[Data for processing start]

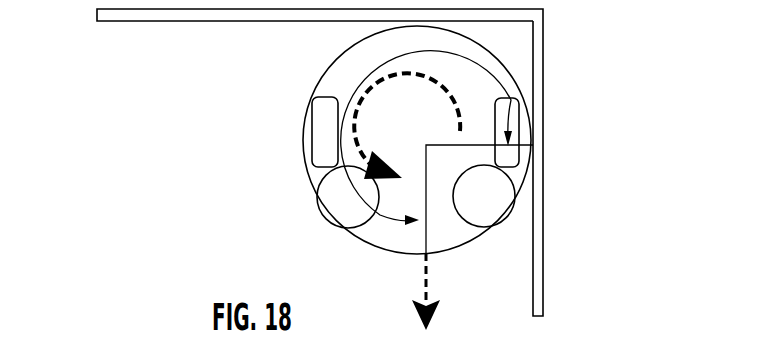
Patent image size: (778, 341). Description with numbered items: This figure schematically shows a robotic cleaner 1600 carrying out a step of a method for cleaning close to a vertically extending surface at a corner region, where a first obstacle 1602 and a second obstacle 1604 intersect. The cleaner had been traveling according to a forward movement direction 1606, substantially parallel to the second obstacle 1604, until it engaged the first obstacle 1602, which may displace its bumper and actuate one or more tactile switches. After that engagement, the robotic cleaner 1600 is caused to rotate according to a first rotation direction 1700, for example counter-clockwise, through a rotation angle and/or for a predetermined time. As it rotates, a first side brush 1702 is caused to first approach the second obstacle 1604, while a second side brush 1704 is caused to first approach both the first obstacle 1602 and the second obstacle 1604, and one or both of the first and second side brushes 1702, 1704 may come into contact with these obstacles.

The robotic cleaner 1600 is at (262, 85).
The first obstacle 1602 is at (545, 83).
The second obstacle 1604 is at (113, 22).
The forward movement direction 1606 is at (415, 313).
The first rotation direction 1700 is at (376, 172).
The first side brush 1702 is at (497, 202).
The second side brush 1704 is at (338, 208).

[Data for processing end]
[Data for processing start]

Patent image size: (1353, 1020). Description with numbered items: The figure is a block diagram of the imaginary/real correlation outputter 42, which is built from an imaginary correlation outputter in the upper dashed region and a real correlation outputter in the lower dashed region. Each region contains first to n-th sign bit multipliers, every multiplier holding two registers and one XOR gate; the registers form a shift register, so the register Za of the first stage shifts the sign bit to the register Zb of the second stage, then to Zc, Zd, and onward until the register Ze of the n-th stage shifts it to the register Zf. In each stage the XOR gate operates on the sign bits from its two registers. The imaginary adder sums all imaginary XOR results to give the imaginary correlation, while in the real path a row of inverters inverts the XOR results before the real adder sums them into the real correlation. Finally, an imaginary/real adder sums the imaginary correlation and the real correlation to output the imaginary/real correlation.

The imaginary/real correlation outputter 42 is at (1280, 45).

[Data for processing end]

_Required task_
Rewrite the rows starting with the line that contains "Patent image size: (778, 341)." and going on through the line that contains "The second side brush 1704 is at (338, 208).", swapping "vertically extending surface" for "upright surface" and changing nothing else.

_Problem solution_
Patent image size: (778, 341). Description with numbered items: This figure schematically shows a robotic cleaner 1600 carrying out a step of a method for cleaning close to a upright surface at a corner region, where a first obstacle 1602 and a second obstacle 1604 intersect. The cleaner had been traveling according to a forward movement direction 1606, substantially parallel to the second obstacle 1604, until it engaged the first obstacle 1602, which may displace its bumper and actuate one or more tactile switches. After that engagement, the robotic cleaner 1600 is caused to rotate according to a first rotation direction 1700, for example counter-clockwise, through a rotation angle and/or for a predetermined time. As it rotates, a first side brush 1702 is caused to first approach the second obstacle 1604, while a second side brush 1704 is caused to first approach both the first obstacle 1602 and the second obstacle 1604, and one or both of the first and second side brushes 1702, 1704 may come into contact with these obstacles.

The robotic cleaner 1600 is at (262, 85).
The first obstacle 1602 is at (545, 83).
The second obstacle 1604 is at (113, 22).
The forward movement direction 1606 is at (415, 313).
The first rotation direction 1700 is at (376, 172).
The first side brush 1702 is at (497, 202).
The second side brush 1704 is at (338, 208).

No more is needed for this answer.